══ Records supplied
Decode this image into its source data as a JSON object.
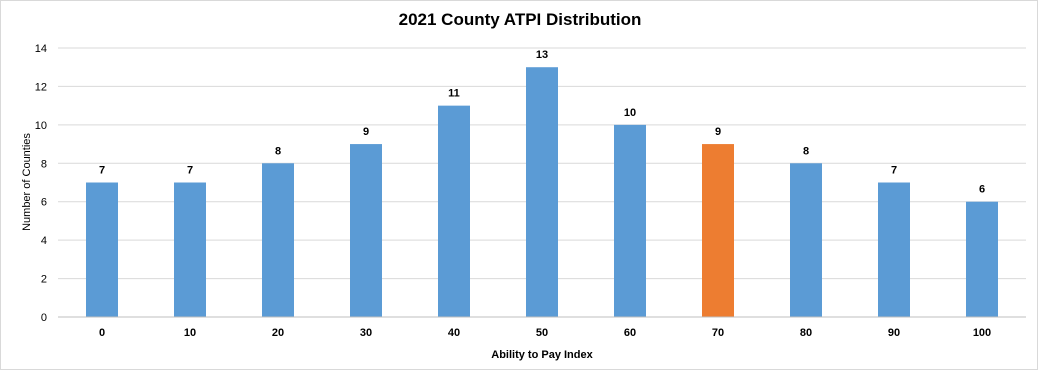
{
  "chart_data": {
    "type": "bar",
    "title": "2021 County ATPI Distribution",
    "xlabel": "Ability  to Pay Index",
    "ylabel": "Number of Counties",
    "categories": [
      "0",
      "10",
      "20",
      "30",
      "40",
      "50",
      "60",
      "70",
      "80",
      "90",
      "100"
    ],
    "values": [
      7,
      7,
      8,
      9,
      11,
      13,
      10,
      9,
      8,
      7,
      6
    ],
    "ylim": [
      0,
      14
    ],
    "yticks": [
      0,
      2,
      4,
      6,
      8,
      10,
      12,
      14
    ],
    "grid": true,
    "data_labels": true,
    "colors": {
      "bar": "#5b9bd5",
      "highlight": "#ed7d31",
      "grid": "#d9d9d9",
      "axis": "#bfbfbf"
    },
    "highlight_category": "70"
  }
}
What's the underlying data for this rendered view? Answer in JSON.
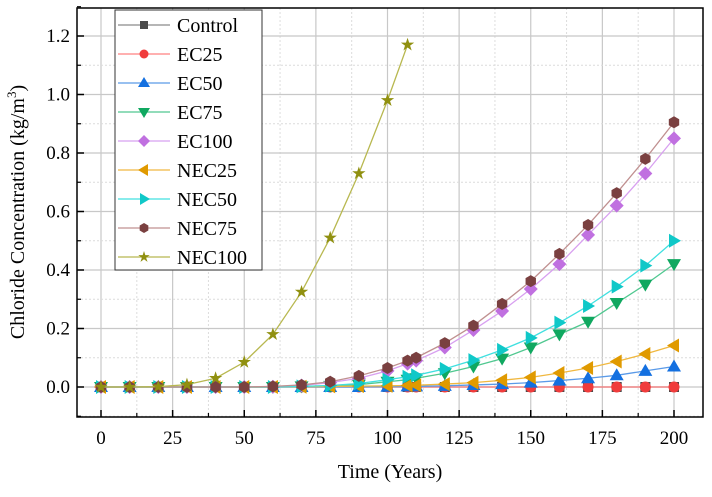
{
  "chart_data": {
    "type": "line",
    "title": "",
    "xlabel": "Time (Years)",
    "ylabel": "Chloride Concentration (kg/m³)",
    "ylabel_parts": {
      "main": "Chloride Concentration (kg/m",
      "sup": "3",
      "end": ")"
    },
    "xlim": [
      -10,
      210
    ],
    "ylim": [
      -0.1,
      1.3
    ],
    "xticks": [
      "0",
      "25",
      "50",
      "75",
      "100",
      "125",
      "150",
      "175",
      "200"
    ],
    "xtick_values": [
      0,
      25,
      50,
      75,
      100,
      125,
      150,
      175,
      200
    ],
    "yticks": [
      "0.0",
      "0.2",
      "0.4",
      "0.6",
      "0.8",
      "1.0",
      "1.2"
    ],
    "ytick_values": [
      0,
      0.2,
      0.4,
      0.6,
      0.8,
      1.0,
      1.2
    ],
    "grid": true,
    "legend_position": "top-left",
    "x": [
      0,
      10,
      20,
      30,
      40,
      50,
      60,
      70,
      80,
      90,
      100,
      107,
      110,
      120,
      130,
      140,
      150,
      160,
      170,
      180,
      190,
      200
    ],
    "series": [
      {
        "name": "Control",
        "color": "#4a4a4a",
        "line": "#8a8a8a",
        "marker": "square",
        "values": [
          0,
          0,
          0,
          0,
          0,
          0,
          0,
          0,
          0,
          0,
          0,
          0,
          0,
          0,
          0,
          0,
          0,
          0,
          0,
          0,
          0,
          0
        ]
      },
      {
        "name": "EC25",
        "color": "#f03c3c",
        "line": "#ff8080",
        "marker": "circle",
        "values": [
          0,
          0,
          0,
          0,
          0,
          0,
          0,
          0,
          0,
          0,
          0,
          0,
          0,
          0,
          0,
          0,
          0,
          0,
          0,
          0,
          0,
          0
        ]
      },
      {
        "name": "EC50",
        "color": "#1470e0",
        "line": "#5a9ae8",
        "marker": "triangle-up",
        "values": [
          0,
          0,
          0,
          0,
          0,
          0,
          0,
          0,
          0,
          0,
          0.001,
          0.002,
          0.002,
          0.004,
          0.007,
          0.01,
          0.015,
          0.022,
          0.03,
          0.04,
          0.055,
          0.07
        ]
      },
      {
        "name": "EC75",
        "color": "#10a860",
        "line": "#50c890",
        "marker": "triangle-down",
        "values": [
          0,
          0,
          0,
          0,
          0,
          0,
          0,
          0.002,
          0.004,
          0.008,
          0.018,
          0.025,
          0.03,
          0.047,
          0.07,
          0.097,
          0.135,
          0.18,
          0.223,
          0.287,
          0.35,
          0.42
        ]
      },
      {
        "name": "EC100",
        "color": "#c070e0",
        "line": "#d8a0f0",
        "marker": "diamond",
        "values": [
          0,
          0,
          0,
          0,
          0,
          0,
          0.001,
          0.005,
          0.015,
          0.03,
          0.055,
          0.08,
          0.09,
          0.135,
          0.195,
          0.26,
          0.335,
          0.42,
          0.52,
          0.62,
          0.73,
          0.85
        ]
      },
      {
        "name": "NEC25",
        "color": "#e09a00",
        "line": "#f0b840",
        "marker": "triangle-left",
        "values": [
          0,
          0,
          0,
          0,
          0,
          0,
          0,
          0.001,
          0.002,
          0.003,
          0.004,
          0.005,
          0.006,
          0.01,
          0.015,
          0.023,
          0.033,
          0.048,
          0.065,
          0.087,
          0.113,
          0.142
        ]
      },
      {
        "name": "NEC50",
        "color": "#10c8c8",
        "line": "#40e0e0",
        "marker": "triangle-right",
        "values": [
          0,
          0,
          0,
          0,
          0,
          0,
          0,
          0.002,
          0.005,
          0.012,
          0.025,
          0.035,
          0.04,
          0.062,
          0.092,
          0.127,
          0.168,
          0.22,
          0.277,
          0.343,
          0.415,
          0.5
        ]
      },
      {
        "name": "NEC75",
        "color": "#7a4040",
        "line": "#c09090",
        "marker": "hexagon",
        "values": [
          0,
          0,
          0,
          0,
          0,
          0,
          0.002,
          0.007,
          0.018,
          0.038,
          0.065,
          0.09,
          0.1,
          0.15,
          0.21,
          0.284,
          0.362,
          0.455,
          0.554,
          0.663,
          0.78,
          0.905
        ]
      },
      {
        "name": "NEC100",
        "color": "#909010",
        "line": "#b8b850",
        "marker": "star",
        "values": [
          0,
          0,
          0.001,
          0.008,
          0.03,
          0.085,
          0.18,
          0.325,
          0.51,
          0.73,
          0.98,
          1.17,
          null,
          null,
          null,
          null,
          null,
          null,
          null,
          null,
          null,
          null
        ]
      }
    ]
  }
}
════
══ Records supplied
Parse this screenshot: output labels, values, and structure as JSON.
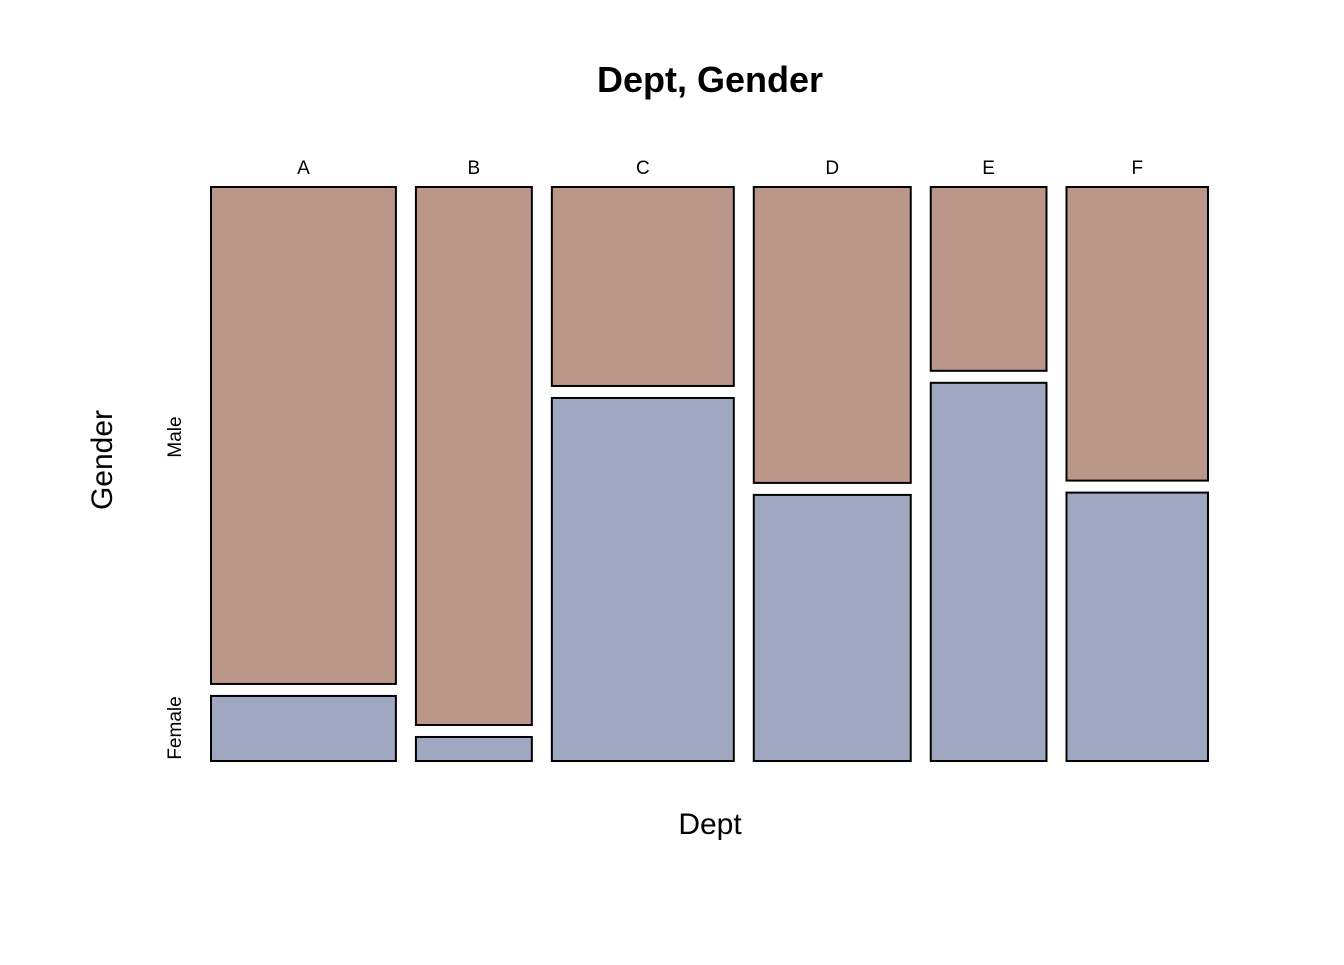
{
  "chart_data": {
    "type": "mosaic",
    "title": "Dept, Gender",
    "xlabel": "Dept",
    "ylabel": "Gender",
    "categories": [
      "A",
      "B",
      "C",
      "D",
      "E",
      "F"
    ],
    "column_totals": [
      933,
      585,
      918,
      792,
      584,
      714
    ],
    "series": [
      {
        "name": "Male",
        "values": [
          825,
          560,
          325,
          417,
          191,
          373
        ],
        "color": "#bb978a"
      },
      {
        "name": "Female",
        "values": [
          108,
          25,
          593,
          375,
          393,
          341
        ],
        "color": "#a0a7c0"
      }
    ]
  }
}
════
══ Records supplied
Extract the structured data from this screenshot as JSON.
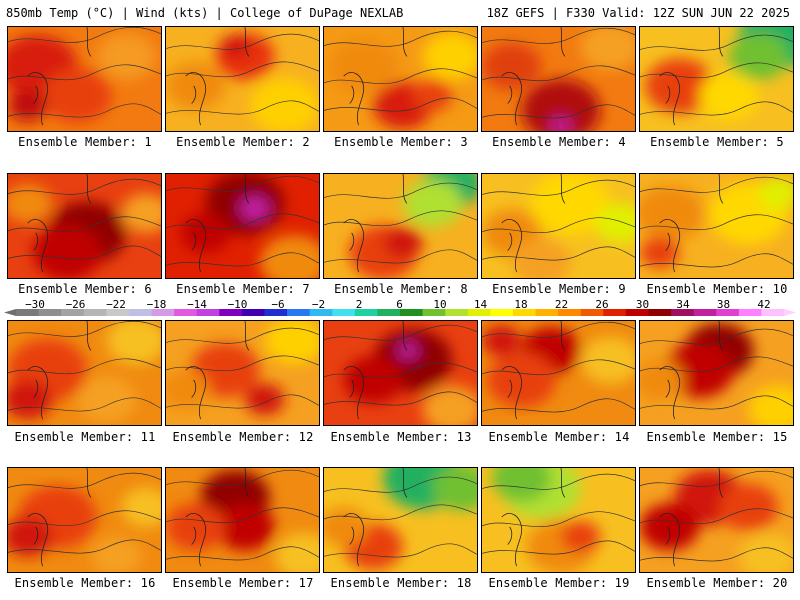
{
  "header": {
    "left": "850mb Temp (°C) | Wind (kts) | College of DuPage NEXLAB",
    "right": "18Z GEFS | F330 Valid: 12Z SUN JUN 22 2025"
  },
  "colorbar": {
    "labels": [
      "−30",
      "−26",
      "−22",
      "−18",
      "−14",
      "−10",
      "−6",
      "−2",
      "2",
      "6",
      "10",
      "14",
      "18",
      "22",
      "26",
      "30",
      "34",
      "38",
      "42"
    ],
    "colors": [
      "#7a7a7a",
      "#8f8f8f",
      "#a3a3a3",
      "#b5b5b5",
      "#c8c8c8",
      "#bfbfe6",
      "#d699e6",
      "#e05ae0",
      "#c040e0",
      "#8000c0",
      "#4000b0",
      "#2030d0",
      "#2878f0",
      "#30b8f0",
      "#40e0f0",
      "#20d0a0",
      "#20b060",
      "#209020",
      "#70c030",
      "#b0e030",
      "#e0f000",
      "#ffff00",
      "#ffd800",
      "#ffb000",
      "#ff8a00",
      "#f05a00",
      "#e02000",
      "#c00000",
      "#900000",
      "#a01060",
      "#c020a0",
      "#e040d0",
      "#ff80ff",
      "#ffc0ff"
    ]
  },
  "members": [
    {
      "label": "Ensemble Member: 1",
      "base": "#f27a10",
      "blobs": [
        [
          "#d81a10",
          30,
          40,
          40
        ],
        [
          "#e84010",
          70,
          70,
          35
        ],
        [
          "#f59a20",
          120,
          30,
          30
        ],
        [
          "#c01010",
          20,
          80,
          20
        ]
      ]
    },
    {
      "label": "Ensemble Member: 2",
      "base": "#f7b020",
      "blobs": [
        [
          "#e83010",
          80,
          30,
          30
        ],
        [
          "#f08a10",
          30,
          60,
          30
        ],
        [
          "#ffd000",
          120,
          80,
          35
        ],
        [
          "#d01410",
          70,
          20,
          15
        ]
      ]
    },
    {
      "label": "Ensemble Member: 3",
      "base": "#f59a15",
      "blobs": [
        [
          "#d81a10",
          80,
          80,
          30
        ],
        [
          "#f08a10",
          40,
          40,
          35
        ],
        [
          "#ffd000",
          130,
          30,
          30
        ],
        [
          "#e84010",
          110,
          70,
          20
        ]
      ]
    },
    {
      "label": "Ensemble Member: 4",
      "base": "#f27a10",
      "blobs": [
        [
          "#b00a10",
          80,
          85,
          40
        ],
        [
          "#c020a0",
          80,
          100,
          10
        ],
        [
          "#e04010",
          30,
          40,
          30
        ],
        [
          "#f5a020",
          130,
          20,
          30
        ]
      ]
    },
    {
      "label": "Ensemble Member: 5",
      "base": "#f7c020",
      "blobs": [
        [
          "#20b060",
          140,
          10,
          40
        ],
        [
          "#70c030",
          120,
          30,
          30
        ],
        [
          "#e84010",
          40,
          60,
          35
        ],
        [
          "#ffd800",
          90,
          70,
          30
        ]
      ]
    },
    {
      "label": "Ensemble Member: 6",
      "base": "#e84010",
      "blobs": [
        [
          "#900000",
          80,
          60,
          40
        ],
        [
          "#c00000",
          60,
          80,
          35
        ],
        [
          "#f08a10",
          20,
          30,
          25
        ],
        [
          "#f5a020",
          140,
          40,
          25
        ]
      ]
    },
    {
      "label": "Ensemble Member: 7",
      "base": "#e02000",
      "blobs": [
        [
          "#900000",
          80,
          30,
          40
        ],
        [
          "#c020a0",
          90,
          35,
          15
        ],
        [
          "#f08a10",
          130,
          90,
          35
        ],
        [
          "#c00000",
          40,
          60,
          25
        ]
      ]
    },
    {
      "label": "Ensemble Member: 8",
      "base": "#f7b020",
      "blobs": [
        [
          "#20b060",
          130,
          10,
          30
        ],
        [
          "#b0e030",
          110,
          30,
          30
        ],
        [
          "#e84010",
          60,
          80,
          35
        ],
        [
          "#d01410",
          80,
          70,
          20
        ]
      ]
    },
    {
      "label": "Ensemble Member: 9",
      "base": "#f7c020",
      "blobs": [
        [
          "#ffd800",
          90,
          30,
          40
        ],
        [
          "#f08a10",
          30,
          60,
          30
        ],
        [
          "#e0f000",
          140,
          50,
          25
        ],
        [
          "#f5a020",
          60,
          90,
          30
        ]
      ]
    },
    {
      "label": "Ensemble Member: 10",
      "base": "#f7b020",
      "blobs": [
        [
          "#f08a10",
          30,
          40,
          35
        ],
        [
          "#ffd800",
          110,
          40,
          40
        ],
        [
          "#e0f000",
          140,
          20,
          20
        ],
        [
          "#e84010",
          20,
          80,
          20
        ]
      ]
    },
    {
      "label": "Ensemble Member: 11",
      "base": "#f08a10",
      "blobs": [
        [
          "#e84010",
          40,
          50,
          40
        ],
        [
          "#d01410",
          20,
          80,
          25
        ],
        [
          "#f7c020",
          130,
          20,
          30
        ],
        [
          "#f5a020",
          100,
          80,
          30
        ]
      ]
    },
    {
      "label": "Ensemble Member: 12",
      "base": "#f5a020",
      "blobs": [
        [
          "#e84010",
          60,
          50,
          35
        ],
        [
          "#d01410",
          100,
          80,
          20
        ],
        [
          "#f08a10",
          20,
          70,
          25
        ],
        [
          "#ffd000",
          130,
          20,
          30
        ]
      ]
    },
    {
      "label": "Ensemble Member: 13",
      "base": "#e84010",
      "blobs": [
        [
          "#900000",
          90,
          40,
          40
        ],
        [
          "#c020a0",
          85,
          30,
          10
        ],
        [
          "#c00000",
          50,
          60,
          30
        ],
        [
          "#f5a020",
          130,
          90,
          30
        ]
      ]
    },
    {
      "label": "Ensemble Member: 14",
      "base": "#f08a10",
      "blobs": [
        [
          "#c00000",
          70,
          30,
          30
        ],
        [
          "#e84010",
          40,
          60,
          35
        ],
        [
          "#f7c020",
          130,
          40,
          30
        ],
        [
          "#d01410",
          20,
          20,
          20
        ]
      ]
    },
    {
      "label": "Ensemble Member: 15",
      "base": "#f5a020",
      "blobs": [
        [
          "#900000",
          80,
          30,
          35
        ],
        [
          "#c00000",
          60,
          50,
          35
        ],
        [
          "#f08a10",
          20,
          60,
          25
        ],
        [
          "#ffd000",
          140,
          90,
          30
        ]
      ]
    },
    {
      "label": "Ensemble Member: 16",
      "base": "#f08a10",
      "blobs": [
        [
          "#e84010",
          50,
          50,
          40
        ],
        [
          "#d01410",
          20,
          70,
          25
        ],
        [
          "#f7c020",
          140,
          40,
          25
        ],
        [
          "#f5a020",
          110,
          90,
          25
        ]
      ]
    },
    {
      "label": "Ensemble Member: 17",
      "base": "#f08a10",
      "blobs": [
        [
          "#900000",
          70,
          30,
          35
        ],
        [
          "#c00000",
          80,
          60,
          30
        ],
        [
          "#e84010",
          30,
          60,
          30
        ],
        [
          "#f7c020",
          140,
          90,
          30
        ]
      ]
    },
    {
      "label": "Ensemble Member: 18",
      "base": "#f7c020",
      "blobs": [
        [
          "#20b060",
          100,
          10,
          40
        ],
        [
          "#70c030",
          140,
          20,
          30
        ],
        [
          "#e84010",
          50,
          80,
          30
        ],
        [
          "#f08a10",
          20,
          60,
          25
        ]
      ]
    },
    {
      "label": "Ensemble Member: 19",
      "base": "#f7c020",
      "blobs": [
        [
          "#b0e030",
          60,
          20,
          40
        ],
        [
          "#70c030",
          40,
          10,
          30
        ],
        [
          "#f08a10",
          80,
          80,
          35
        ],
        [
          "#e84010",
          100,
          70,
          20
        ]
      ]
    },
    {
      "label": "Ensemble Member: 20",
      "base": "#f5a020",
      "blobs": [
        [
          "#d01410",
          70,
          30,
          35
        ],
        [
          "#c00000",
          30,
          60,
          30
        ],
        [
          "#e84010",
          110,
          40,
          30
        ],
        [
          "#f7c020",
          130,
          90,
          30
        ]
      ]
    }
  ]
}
════
* _Requirement_
Find and copy each line above that includes the string "title".

* _Solution to the problem_
    "title": "2021 County ATPI Distribution",
    "title": "",
    "title": "Dept, Gender",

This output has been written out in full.